_Instructions for the task_
Copy out the lines that have "Freizeitzentrum" in them.

(Dataset items)
------------------------------------------------------------
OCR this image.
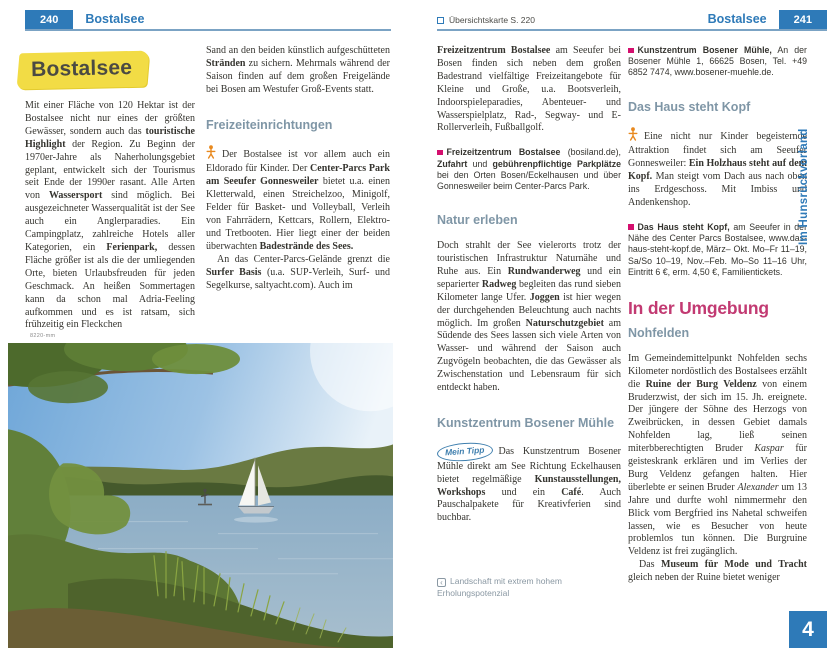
240	Bostalsee	Übersichtskarte S. 220	Bostalsee	241
Bostalsee

Mit einer Fläche von 120 Hektar ist der Bostalsee nicht nur eines der größten Gewässer, sondern auch das touristische Highlight der Region. Zu Beginn der 1970er-Jahre als Naherholungsgebiet geplant, entwickelt sich der Tourismus seit Ende der 1990er rasant. Alle Arten von Wassersport sind möglich. Bei ausgezeichneter Wasserqualität ist der See auch ein Anglerparadies. Ein Campingplatz, zahlreiche Hotels aller Kategorien, ein Ferienpark, dessen Fläche größer ist als die der umliegenden Orte, bieten Urlaubsfreuden für jeden Geschmack. An heißen Sommertagen kann da schon mal Adria-Feeling aufkommen und es ist ratsam, sich frühzeitig ein Fleckchen

Sand an den beiden künstlich aufgeschütteten Stränden zu sichern. Mehrmals während der Saison finden auf dem großen Freigelände bei Bosen am Westufer Groß-Events statt.

Freizeiteinrichtungen

Der Bostalsee ist vor allem auch ein Eldorado für Kinder. Der Center-Parcs Park am Seeufer Gonnesweiler bietet u.a. einen Kletterwald, einen Streichelzoo, Minigolf, Felder für Basket- und Volleyball, Verleih von Fahrrädern, Kettcars, Rollern, Elektro- und Tretbooten. Hier liegt einer der beiden überwachten Badestrände des Sees.

An das Center-Parcs-Gelände grenzt die Surfer Basis (u.a. SUP-Verleih, Surf- und Segelkurse, saltyacht.com). Auch im

8220-mm

Freizeitzentrum Bostalsee am Seeufer bei Bosen finden sich neben dem großen Badestrand vielfältige Freizeitangebote für Kleine und Große, u.a. Bootsverleih, Indoorspieleparadies, Abenteuer- und Wasserspielplatz, Rad-, Segway- und E-Rollerverleih, Fußballgolf.

Freizeitzentrum Bostalsee (bosiland.de), Zufahrt und gebührenpflichtige Parkplätze bei den Orten Bosen/Eckelhausen und über Gonnesweiler beim Center-Parcs Park.

Natur erleben

Doch strahlt der See vielerorts trotz der touristischen Infrastruktur Naturnähe und Ruhe aus. Ein Rundwanderweg und ein separierter Radweg begleiten das rund sieben Kilometer lange Ufer. Joggen ist hier wegen der durchgehenden Beleuchtung auch nachts möglich. Im großen Naturschutzgebiet am Südende des Sees lassen sich viele Arten von Wasser- und während der Saison auch Zugvögeln beobachten, die das Gewässer als Zwischenstation und Lebensraum für sich entdeckt haben.

Kunstzentrum Bosener Mühle

Mein Tipp Das Kunstzentrum Bosener Mühle direkt am See Richtung Eckelhausen bietet regelmäßige Kunstausstellungen, Workshops und ein Café. Auch Pauschalpakete für Kreativferien sind buchbar.

‹ Landschaft mit extrem hohem Erholungspotenzial

Kunstzentrum Bosener Mühle, An der Bosener Mühle 1, 66625 Bosen, Tel. +49 6852 7474, www.bosener-muehle.de.

Das Haus steht Kopf

Eine nicht nur Kinder begeisternde Attraktion findet sich am Seeufer Gonnesweiler: Ein Holzhaus steht auf dem Kopf. Man steigt vom Dach aus nach oben ins Erdgeschoss. Mit Imbiss und Andenkenshop.

Das Haus steht Kopf, am Seeufer in der Nähe des Center Parcs Bostalsee, www.das-haus-steht-kopf.de, März– Okt. Mo–Fr 11–19, Sa/So 10–19, Nov.–Feb. Mo–So 11–16 Uhr, Eintritt 6 €, erm. 4,50 €, Familientickets.

In der Umgebung
Nohfelden

Im Gemeindemittelpunkt Nohfelden sechs Kilometer nordöstlich des Bostalsees erzählt die Ruine der Burg Veldenz von einem Bruderzwist, der sich im 15. Jh. ereignete. Der jüngere der Söhne des Herzogs von Zweibrücken, in dessen Gebiet damals Nohfelden lag, ließ seinen miterbberechtigten Bruder Kaspar für geisteskrank erklären und im Verlies der Burg Veldenz gefangen halten. Hier überlebte er seinen Bruder Alexander um 13 Jahre und durfte wohl nimmermehr den Blick vom Bergfried ins Nahetal schweifen lassen, wie es Besucher von heute problemlos tun können. Die Burgruine Veldenz ist frei zugänglich.

Das Museum für Mode und Tracht gleich neben der Ruine bietet weniger

Im Hunsrückvorland
4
------------------------------------------------------------
_Solution for this exercise_
Freizeitzentrum Bostalsee am Seeufer bei Bosen finden sich neben dem großen Badestrand vielfältige Freizeitangebote für Kleine und Große, u.a. Bootsverleih, Indoorspieleparadies, Abenteuer- und Wasserspielplatz, Rad-, Segway- und E-Rollerverleih, Fußballgolf.
Freizeitzentrum Bostalsee (bosiland.de), Zufahrt und gebührenpflichtige Parkplätze bei den Orten Bosen/Eckelhausen und über Gonnesweiler beim Center-Parcs Park.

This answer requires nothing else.